TASK PROMPT: Show all lines from the data that include the word "this".

DATASET:

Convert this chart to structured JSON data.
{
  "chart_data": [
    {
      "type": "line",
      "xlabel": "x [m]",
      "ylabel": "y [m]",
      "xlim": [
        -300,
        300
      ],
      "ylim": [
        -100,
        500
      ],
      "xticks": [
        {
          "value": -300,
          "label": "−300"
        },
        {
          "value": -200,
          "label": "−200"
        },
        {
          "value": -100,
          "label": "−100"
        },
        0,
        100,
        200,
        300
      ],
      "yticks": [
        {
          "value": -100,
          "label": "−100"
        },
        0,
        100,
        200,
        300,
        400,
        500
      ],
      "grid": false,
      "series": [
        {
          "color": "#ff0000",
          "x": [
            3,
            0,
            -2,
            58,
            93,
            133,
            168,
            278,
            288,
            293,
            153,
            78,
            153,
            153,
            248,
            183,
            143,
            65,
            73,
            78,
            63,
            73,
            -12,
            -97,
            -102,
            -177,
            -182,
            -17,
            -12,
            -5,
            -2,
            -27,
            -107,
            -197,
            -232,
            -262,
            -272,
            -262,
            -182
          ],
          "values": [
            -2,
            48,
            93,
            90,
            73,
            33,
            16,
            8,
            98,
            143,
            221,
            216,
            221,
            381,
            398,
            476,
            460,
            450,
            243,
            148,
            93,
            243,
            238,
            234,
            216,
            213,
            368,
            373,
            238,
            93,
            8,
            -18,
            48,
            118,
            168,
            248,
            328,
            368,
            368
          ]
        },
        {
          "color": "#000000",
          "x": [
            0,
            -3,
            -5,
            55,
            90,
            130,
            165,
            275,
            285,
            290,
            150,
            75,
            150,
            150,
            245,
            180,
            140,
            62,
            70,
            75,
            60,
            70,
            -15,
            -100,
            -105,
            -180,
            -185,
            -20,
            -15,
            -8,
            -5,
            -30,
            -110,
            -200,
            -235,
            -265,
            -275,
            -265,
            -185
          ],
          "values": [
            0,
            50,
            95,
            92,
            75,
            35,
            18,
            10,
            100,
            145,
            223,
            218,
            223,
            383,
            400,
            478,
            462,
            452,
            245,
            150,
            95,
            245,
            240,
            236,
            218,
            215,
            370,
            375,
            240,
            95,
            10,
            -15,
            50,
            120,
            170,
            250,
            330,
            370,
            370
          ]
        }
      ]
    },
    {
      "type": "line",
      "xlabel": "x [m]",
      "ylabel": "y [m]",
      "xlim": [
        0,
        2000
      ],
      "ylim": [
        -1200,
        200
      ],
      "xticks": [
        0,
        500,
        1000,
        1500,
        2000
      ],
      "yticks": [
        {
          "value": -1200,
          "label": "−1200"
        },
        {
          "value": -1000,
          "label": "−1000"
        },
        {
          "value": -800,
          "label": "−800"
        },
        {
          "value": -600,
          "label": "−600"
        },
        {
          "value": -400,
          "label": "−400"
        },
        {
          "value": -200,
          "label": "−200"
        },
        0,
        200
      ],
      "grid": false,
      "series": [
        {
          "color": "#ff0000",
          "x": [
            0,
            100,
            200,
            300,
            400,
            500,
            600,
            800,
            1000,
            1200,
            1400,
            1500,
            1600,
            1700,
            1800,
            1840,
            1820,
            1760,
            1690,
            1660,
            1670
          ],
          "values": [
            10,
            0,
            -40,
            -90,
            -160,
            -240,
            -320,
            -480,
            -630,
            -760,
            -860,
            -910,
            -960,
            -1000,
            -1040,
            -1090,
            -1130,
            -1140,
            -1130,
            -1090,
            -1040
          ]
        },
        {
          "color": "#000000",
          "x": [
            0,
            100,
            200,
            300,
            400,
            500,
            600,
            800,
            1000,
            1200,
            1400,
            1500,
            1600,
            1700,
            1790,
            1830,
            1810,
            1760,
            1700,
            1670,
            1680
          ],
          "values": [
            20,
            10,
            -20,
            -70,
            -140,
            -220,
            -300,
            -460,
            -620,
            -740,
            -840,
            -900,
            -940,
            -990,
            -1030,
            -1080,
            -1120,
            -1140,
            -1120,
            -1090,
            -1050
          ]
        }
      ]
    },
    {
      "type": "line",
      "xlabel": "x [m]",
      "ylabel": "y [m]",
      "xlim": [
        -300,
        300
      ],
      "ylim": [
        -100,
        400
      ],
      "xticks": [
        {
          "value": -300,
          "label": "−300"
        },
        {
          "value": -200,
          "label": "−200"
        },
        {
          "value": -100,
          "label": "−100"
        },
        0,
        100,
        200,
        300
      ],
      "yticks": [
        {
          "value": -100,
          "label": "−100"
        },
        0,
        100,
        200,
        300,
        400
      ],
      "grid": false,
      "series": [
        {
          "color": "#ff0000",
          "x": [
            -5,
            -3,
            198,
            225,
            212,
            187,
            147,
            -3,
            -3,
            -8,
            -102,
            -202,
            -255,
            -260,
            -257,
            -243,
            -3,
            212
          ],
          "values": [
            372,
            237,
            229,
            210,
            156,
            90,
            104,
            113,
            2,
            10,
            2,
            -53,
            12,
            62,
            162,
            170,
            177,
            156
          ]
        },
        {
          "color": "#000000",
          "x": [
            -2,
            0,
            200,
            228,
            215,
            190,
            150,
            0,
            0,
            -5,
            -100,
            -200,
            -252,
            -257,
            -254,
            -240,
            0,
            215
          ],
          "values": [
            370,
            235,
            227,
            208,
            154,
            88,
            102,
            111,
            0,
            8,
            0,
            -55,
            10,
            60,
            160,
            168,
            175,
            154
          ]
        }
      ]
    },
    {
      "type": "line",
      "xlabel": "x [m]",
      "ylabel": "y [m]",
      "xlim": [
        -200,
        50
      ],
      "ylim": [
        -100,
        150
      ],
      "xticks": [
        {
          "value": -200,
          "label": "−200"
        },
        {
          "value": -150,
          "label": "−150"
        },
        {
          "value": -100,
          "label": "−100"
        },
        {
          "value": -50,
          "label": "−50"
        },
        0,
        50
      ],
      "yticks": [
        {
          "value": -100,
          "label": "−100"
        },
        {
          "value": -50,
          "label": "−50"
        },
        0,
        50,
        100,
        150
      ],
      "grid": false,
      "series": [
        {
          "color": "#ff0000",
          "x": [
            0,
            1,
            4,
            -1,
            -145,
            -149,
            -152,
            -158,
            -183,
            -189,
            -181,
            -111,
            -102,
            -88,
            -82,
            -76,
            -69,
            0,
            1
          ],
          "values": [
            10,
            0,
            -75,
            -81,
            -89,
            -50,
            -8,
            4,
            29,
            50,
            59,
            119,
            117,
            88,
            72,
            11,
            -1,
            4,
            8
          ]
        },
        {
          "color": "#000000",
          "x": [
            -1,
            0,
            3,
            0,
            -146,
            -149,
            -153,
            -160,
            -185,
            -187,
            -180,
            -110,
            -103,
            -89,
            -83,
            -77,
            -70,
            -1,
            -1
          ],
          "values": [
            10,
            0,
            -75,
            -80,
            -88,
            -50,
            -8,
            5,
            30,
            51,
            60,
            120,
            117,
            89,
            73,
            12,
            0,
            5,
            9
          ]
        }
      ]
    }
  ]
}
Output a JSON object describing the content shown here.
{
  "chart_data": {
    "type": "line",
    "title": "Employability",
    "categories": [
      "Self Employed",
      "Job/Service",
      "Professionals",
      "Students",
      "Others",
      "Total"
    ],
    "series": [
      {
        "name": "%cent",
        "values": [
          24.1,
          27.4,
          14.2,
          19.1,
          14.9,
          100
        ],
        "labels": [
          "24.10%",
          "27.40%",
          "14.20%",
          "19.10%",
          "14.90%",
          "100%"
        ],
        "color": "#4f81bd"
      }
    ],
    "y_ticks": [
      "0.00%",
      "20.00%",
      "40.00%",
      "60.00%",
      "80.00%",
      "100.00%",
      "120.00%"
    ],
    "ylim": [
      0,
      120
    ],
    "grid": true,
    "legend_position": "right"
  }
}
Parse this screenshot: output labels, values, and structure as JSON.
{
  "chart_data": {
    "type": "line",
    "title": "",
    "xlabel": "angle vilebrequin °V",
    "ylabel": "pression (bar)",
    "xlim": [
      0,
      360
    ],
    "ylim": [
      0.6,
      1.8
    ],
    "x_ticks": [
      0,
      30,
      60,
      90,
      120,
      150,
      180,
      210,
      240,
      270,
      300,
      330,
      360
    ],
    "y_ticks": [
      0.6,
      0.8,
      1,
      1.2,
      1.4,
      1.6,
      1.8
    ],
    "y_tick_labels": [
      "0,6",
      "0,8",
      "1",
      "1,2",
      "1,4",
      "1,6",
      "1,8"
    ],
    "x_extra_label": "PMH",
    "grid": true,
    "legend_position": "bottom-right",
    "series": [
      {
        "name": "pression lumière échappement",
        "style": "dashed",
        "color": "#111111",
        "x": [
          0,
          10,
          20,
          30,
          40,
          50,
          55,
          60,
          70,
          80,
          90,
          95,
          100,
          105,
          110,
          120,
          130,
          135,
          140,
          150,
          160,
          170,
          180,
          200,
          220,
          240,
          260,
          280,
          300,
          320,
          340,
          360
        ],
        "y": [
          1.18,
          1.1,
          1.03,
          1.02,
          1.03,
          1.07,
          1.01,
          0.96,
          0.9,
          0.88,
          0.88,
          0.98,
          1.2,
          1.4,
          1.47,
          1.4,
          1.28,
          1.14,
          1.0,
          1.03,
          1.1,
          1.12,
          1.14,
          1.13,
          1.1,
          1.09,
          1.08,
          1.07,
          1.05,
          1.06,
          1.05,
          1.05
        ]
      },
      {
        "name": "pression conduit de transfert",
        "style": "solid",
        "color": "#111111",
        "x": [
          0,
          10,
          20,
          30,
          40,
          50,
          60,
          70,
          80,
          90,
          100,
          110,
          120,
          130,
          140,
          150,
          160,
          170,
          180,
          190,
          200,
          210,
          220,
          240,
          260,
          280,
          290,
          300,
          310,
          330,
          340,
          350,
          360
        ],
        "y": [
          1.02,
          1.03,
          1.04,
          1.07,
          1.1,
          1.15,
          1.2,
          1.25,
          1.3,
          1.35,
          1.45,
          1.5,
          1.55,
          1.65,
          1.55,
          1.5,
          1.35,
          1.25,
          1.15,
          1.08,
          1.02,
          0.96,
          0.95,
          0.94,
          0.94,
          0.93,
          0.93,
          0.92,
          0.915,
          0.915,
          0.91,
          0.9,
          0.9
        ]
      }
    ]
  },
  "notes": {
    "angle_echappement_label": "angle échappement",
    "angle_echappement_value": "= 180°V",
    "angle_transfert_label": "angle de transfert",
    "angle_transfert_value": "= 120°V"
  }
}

WRITTEN REPLY:
Convert this chart to structured JSON data.
Parse this screenshot: output labels, values, and structure as JSON.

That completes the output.